## Task to carry out
In the material below, list every line carrying the string "排除A项".

Recorded data
┏━━
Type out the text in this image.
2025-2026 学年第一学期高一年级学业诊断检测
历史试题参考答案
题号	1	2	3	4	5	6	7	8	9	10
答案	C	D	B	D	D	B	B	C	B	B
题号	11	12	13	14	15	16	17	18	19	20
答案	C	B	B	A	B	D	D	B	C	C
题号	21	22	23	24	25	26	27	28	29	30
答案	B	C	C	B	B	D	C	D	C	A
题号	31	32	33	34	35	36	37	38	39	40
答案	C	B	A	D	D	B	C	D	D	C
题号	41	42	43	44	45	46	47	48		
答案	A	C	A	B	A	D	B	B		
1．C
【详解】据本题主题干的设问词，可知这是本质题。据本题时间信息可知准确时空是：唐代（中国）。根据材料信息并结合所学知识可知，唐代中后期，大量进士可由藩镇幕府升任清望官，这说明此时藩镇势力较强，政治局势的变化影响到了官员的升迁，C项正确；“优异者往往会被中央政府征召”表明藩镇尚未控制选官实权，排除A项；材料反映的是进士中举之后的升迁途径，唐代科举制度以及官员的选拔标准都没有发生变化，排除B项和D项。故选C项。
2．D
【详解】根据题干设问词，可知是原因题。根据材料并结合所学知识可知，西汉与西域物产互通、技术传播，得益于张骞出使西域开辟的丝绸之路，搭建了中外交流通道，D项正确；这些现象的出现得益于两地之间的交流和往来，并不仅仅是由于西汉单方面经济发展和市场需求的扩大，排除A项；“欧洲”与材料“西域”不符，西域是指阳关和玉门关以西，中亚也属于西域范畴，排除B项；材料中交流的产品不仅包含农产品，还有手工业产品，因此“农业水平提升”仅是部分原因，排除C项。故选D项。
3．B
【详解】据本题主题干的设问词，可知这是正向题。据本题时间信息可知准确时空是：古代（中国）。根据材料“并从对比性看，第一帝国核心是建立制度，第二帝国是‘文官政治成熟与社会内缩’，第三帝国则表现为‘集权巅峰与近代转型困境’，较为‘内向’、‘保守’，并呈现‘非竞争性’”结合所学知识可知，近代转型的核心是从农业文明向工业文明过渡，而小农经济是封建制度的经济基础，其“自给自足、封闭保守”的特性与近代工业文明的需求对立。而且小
┗━━
## Expected answer
【详解】据本题主题干的设问词，可知这是本质题。据本题时间信息可知准确时空是：唐代（中国）。根据材料信息并结合所学知识可知，唐代中后期，大量进士可由藩镇幕府升任清望官，这说明此时藩镇势力较强，政治局势的变化影响到了官员的升迁，C项正确；“优异者往往会被中央政府征召”表明藩镇尚未控制选官实权，排除A项；材料反映的是进士中举之后的升迁途径，唐代科举制度以及官员的选拔标准都没有发生变化，排除B项和D项。故选C项。
【详解】根据题干设问词，可知是原因题。根据材料并结合所学知识可知，西汉与西域物产互通、技术传播，得益于张骞出使西域开辟的丝绸之路，搭建了中外交流通道，D项正确；这些现象的出现得益于两地之间的交流和往来，并不仅仅是由于西汉单方面经济发展和市场需求的扩大，排除A项；“欧洲”与材料“西域”不符，西域是指阳关和玉门关以西，中亚也属于西域范畴，排除B项；材料中交流的产品不仅包含农产品，还有手工业产品，因此“农业水平提升”仅是部分原因，排除C项。故选D项。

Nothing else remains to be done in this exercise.